- Task directions: The entries below contain pictures. Retype everything except those pictures, exactly as given.

- Provided records:

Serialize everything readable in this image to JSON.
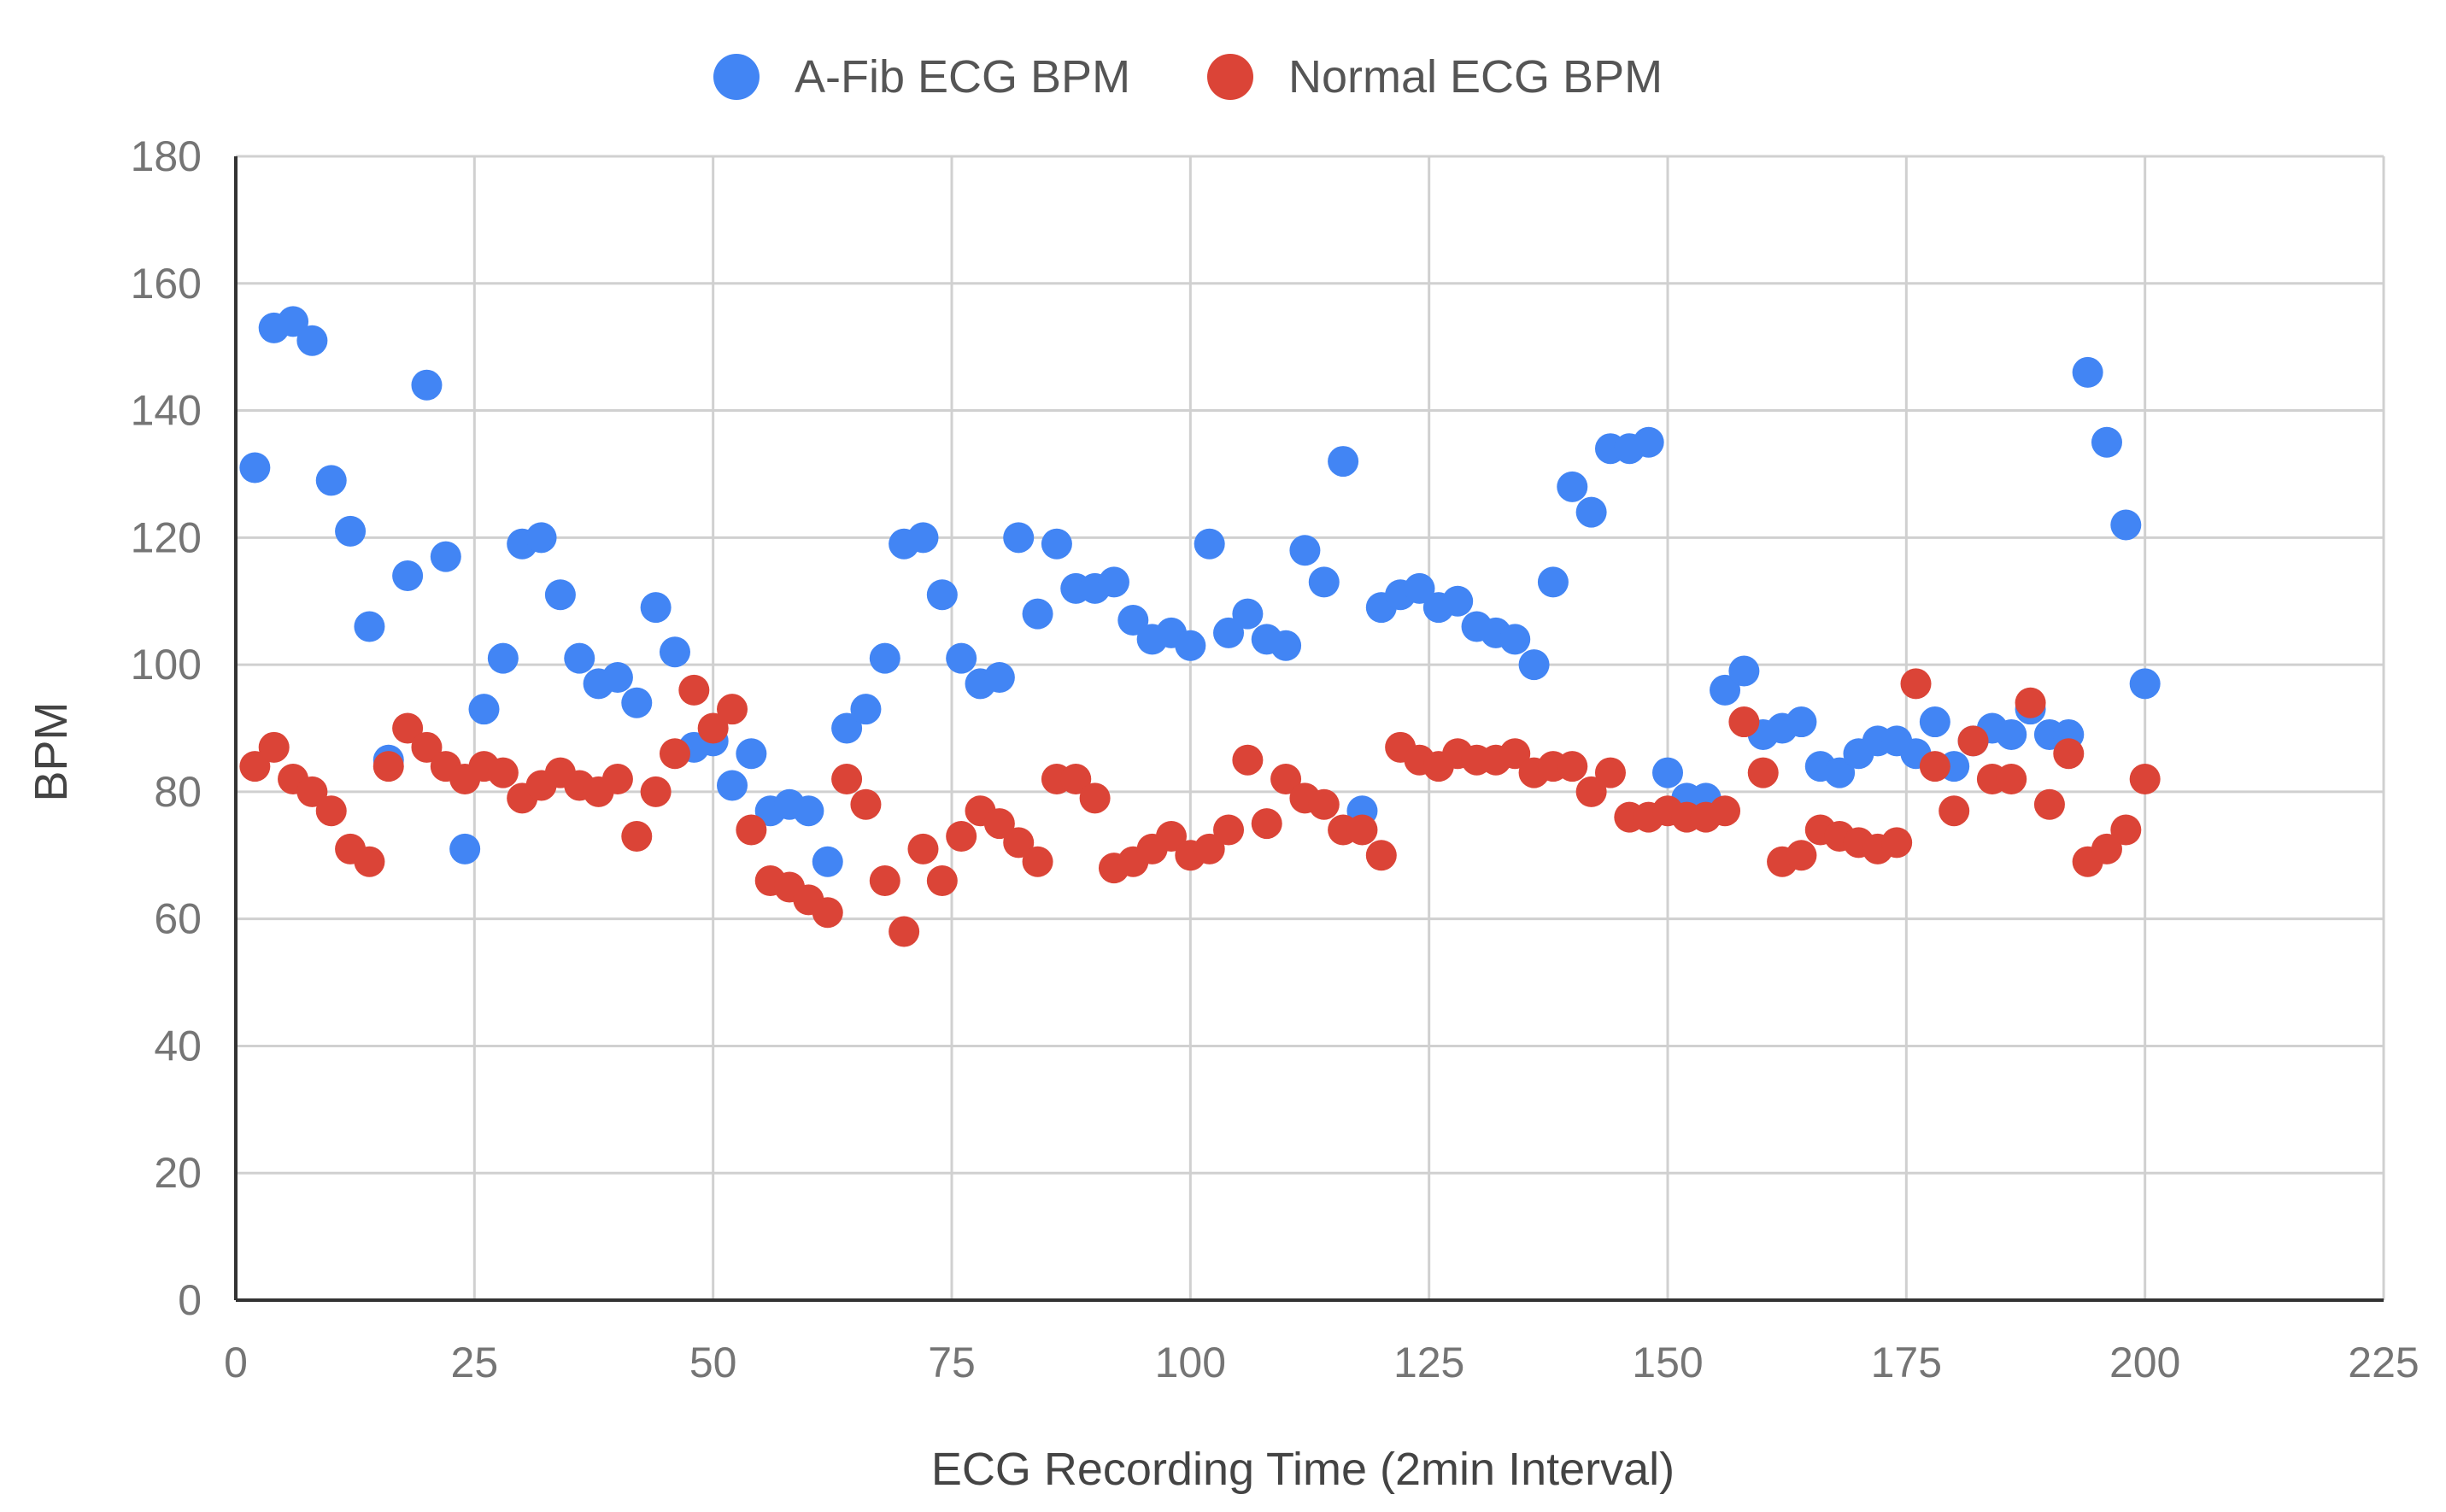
{
  "chart_data": {
    "type": "scatter",
    "title": "",
    "xlabel": "ECG Recording Time (2min Interval)",
    "ylabel": "BPM",
    "xlim": [
      0,
      225
    ],
    "ylim": [
      0,
      180
    ],
    "x_ticks": [
      0,
      25,
      50,
      75,
      100,
      125,
      150,
      175,
      200,
      225
    ],
    "y_ticks": [
      0,
      20,
      40,
      60,
      80,
      100,
      120,
      140,
      160,
      180
    ],
    "grid": true,
    "legend_position": "top",
    "series": [
      {
        "name": "A-Fib ECG BPM",
        "color": "#4285F4",
        "points": [
          [
            2,
            131
          ],
          [
            4,
            153
          ],
          [
            6,
            154
          ],
          [
            8,
            151
          ],
          [
            10,
            129
          ],
          [
            12,
            121
          ],
          [
            14,
            106
          ],
          [
            16,
            85
          ],
          [
            18,
            114
          ],
          [
            20,
            144
          ],
          [
            22,
            117
          ],
          [
            24,
            71
          ],
          [
            26,
            93
          ],
          [
            28,
            101
          ],
          [
            30,
            119
          ],
          [
            32,
            120
          ],
          [
            34,
            111
          ],
          [
            36,
            101
          ],
          [
            38,
            97
          ],
          [
            40,
            98
          ],
          [
            42,
            94
          ],
          [
            44,
            109
          ],
          [
            46,
            102
          ],
          [
            48,
            87
          ],
          [
            50,
            88
          ],
          [
            52,
            81
          ],
          [
            54,
            86
          ],
          [
            56,
            77
          ],
          [
            58,
            78
          ],
          [
            60,
            77
          ],
          [
            62,
            69
          ],
          [
            64,
            90
          ],
          [
            66,
            93
          ],
          [
            68,
            101
          ],
          [
            70,
            119
          ],
          [
            72,
            120
          ],
          [
            74,
            111
          ],
          [
            76,
            101
          ],
          [
            78,
            97
          ],
          [
            80,
            98
          ],
          [
            82,
            120
          ],
          [
            84,
            108
          ],
          [
            86,
            119
          ],
          [
            88,
            112
          ],
          [
            90,
            112
          ],
          [
            92,
            113
          ],
          [
            94,
            107
          ],
          [
            96,
            104
          ],
          [
            98,
            105
          ],
          [
            100,
            103
          ],
          [
            102,
            119
          ],
          [
            104,
            105
          ],
          [
            106,
            108
          ],
          [
            108,
            104
          ],
          [
            110,
            103
          ],
          [
            112,
            118
          ],
          [
            114,
            113
          ],
          [
            116,
            132
          ],
          [
            118,
            77
          ],
          [
            120,
            109
          ],
          [
            122,
            111
          ],
          [
            124,
            112
          ],
          [
            126,
            109
          ],
          [
            128,
            110
          ],
          [
            130,
            106
          ],
          [
            132,
            105
          ],
          [
            134,
            104
          ],
          [
            136,
            100
          ],
          [
            138,
            113
          ],
          [
            140,
            128
          ],
          [
            142,
            124
          ],
          [
            144,
            134
          ],
          [
            146,
            134
          ],
          [
            148,
            135
          ],
          [
            150,
            83
          ],
          [
            152,
            79
          ],
          [
            154,
            79
          ],
          [
            156,
            96
          ],
          [
            158,
            99
          ],
          [
            160,
            89
          ],
          [
            162,
            90
          ],
          [
            164,
            91
          ],
          [
            166,
            84
          ],
          [
            168,
            83
          ],
          [
            170,
            86
          ],
          [
            172,
            88
          ],
          [
            174,
            88
          ],
          [
            176,
            86
          ],
          [
            178,
            91
          ],
          [
            180,
            84
          ],
          [
            182,
            88
          ],
          [
            184,
            90
          ],
          [
            186,
            89
          ],
          [
            188,
            93
          ],
          [
            190,
            89
          ],
          [
            192,
            89
          ],
          [
            194,
            146
          ],
          [
            196,
            135
          ],
          [
            198,
            122
          ],
          [
            200,
            97
          ]
        ]
      },
      {
        "name": "Normal ECG BPM",
        "color": "#DB4437",
        "points": [
          [
            2,
            84
          ],
          [
            4,
            87
          ],
          [
            6,
            82
          ],
          [
            8,
            80
          ],
          [
            10,
            77
          ],
          [
            12,
            71
          ],
          [
            14,
            69
          ],
          [
            16,
            84
          ],
          [
            18,
            90
          ],
          [
            20,
            87
          ],
          [
            22,
            84
          ],
          [
            24,
            82
          ],
          [
            26,
            84
          ],
          [
            28,
            83
          ],
          [
            30,
            79
          ],
          [
            32,
            81
          ],
          [
            34,
            83
          ],
          [
            36,
            81
          ],
          [
            38,
            80
          ],
          [
            40,
            82
          ],
          [
            42,
            73
          ],
          [
            44,
            80
          ],
          [
            46,
            86
          ],
          [
            48,
            96
          ],
          [
            50,
            90
          ],
          [
            52,
            93
          ],
          [
            54,
            74
          ],
          [
            56,
            66
          ],
          [
            58,
            65
          ],
          [
            60,
            63
          ],
          [
            62,
            61
          ],
          [
            64,
            82
          ],
          [
            66,
            78
          ],
          [
            68,
            66
          ],
          [
            70,
            58
          ],
          [
            72,
            71
          ],
          [
            74,
            66
          ],
          [
            76,
            73
          ],
          [
            78,
            77
          ],
          [
            80,
            75
          ],
          [
            82,
            72
          ],
          [
            84,
            69
          ],
          [
            86,
            82
          ],
          [
            88,
            82
          ],
          [
            90,
            79
          ],
          [
            92,
            68
          ],
          [
            94,
            69
          ],
          [
            96,
            71
          ],
          [
            98,
            73
          ],
          [
            100,
            70
          ],
          [
            102,
            71
          ],
          [
            104,
            74
          ],
          [
            106,
            85
          ],
          [
            108,
            75
          ],
          [
            110,
            82
          ],
          [
            112,
            79
          ],
          [
            114,
            78
          ],
          [
            116,
            74
          ],
          [
            118,
            74
          ],
          [
            120,
            70
          ],
          [
            122,
            87
          ],
          [
            124,
            85
          ],
          [
            126,
            84
          ],
          [
            128,
            86
          ],
          [
            130,
            85
          ],
          [
            132,
            85
          ],
          [
            134,
            86
          ],
          [
            136,
            83
          ],
          [
            138,
            84
          ],
          [
            140,
            84
          ],
          [
            142,
            80
          ],
          [
            144,
            83
          ],
          [
            146,
            76
          ],
          [
            148,
            76
          ],
          [
            150,
            77
          ],
          [
            152,
            76
          ],
          [
            154,
            76
          ],
          [
            156,
            77
          ],
          [
            158,
            91
          ],
          [
            160,
            83
          ],
          [
            162,
            69
          ],
          [
            164,
            70
          ],
          [
            166,
            74
          ],
          [
            168,
            73
          ],
          [
            170,
            72
          ],
          [
            172,
            71
          ],
          [
            174,
            72
          ],
          [
            176,
            97
          ],
          [
            178,
            84
          ],
          [
            180,
            77
          ],
          [
            182,
            88
          ],
          [
            184,
            82
          ],
          [
            186,
            82
          ],
          [
            188,
            94
          ],
          [
            190,
            78
          ],
          [
            192,
            86
          ],
          [
            194,
            69
          ],
          [
            196,
            71
          ],
          [
            198,
            74
          ],
          [
            200,
            82
          ]
        ]
      }
    ]
  }
}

- Output below:
Serialize everything readable in this image to JSON.
{
  "chart_data": {
    "type": "scatter",
    "title": "",
    "xlabel": "ECG Recording Time (2min Interval)",
    "ylabel": "BPM",
    "xlim": [
      0,
      225
    ],
    "ylim": [
      0,
      180
    ],
    "x_ticks": [
      0,
      25,
      50,
      75,
      100,
      125,
      150,
      175,
      200,
      225
    ],
    "y_ticks": [
      0,
      20,
      40,
      60,
      80,
      100,
      120,
      140,
      160,
      180
    ],
    "grid": true,
    "legend_position": "top",
    "series": [
      {
        "name": "A-Fib ECG BPM",
        "color": "#4285F4",
        "points": [
          [
            2,
            131
          ],
          [
            4,
            153
          ],
          [
            6,
            154
          ],
          [
            8,
            151
          ],
          [
            10,
            129
          ],
          [
            12,
            121
          ],
          [
            14,
            106
          ],
          [
            16,
            85
          ],
          [
            18,
            114
          ],
          [
            20,
            144
          ],
          [
            22,
            117
          ],
          [
            24,
            71
          ],
          [
            26,
            93
          ],
          [
            28,
            101
          ],
          [
            30,
            119
          ],
          [
            32,
            120
          ],
          [
            34,
            111
          ],
          [
            36,
            101
          ],
          [
            38,
            97
          ],
          [
            40,
            98
          ],
          [
            42,
            94
          ],
          [
            44,
            109
          ],
          [
            46,
            102
          ],
          [
            48,
            87
          ],
          [
            50,
            88
          ],
          [
            52,
            81
          ],
          [
            54,
            86
          ],
          [
            56,
            77
          ],
          [
            58,
            78
          ],
          [
            60,
            77
          ],
          [
            62,
            69
          ],
          [
            64,
            90
          ],
          [
            66,
            93
          ],
          [
            68,
            101
          ],
          [
            70,
            119
          ],
          [
            72,
            120
          ],
          [
            74,
            111
          ],
          [
            76,
            101
          ],
          [
            78,
            97
          ],
          [
            80,
            98
          ],
          [
            82,
            120
          ],
          [
            84,
            108
          ],
          [
            86,
            119
          ],
          [
            88,
            112
          ],
          [
            90,
            112
          ],
          [
            92,
            113
          ],
          [
            94,
            107
          ],
          [
            96,
            104
          ],
          [
            98,
            105
          ],
          [
            100,
            103
          ],
          [
            102,
            119
          ],
          [
            104,
            105
          ],
          [
            106,
            108
          ],
          [
            108,
            104
          ],
          [
            110,
            103
          ],
          [
            112,
            118
          ],
          [
            114,
            113
          ],
          [
            116,
            132
          ],
          [
            118,
            77
          ],
          [
            120,
            109
          ],
          [
            122,
            111
          ],
          [
            124,
            112
          ],
          [
            126,
            109
          ],
          [
            128,
            110
          ],
          [
            130,
            106
          ],
          [
            132,
            105
          ],
          [
            134,
            104
          ],
          [
            136,
            100
          ],
          [
            138,
            113
          ],
          [
            140,
            128
          ],
          [
            142,
            124
          ],
          [
            144,
            134
          ],
          [
            146,
            134
          ],
          [
            148,
            135
          ],
          [
            150,
            83
          ],
          [
            152,
            79
          ],
          [
            154,
            79
          ],
          [
            156,
            96
          ],
          [
            158,
            99
          ],
          [
            160,
            89
          ],
          [
            162,
            90
          ],
          [
            164,
            91
          ],
          [
            166,
            84
          ],
          [
            168,
            83
          ],
          [
            170,
            86
          ],
          [
            172,
            88
          ],
          [
            174,
            88
          ],
          [
            176,
            86
          ],
          [
            178,
            91
          ],
          [
            180,
            84
          ],
          [
            182,
            88
          ],
          [
            184,
            90
          ],
          [
            186,
            89
          ],
          [
            188,
            93
          ],
          [
            190,
            89
          ],
          [
            192,
            89
          ],
          [
            194,
            146
          ],
          [
            196,
            135
          ],
          [
            198,
            122
          ],
          [
            200,
            97
          ]
        ]
      },
      {
        "name": "Normal ECG BPM",
        "color": "#DB4437",
        "points": [
          [
            2,
            84
          ],
          [
            4,
            87
          ],
          [
            6,
            82
          ],
          [
            8,
            80
          ],
          [
            10,
            77
          ],
          [
            12,
            71
          ],
          [
            14,
            69
          ],
          [
            16,
            84
          ],
          [
            18,
            90
          ],
          [
            20,
            87
          ],
          [
            22,
            84
          ],
          [
            24,
            82
          ],
          [
            26,
            84
          ],
          [
            28,
            83
          ],
          [
            30,
            79
          ],
          [
            32,
            81
          ],
          [
            34,
            83
          ],
          [
            36,
            81
          ],
          [
            38,
            80
          ],
          [
            40,
            82
          ],
          [
            42,
            73
          ],
          [
            44,
            80
          ],
          [
            46,
            86
          ],
          [
            48,
            96
          ],
          [
            50,
            90
          ],
          [
            52,
            93
          ],
          [
            54,
            74
          ],
          [
            56,
            66
          ],
          [
            58,
            65
          ],
          [
            60,
            63
          ],
          [
            62,
            61
          ],
          [
            64,
            82
          ],
          [
            66,
            78
          ],
          [
            68,
            66
          ],
          [
            70,
            58
          ],
          [
            72,
            71
          ],
          [
            74,
            66
          ],
          [
            76,
            73
          ],
          [
            78,
            77
          ],
          [
            80,
            75
          ],
          [
            82,
            72
          ],
          [
            84,
            69
          ],
          [
            86,
            82
          ],
          [
            88,
            82
          ],
          [
            90,
            79
          ],
          [
            92,
            68
          ],
          [
            94,
            69
          ],
          [
            96,
            71
          ],
          [
            98,
            73
          ],
          [
            100,
            70
          ],
          [
            102,
            71
          ],
          [
            104,
            74
          ],
          [
            106,
            85
          ],
          [
            108,
            75
          ],
          [
            110,
            82
          ],
          [
            112,
            79
          ],
          [
            114,
            78
          ],
          [
            116,
            74
          ],
          [
            118,
            74
          ],
          [
            120,
            70
          ],
          [
            122,
            87
          ],
          [
            124,
            85
          ],
          [
            126,
            84
          ],
          [
            128,
            86
          ],
          [
            130,
            85
          ],
          [
            132,
            85
          ],
          [
            134,
            86
          ],
          [
            136,
            83
          ],
          [
            138,
            84
          ],
          [
            140,
            84
          ],
          [
            142,
            80
          ],
          [
            144,
            83
          ],
          [
            146,
            76
          ],
          [
            148,
            76
          ],
          [
            150,
            77
          ],
          [
            152,
            76
          ],
          [
            154,
            76
          ],
          [
            156,
            77
          ],
          [
            158,
            91
          ],
          [
            160,
            83
          ],
          [
            162,
            69
          ],
          [
            164,
            70
          ],
          [
            166,
            74
          ],
          [
            168,
            73
          ],
          [
            170,
            72
          ],
          [
            172,
            71
          ],
          [
            174,
            72
          ],
          [
            176,
            97
          ],
          [
            178,
            84
          ],
          [
            180,
            77
          ],
          [
            182,
            88
          ],
          [
            184,
            82
          ],
          [
            186,
            82
          ],
          [
            188,
            94
          ],
          [
            190,
            78
          ],
          [
            192,
            86
          ],
          [
            194,
            69
          ],
          [
            196,
            71
          ],
          [
            198,
            74
          ],
          [
            200,
            82
          ]
        ]
      }
    ]
  }
}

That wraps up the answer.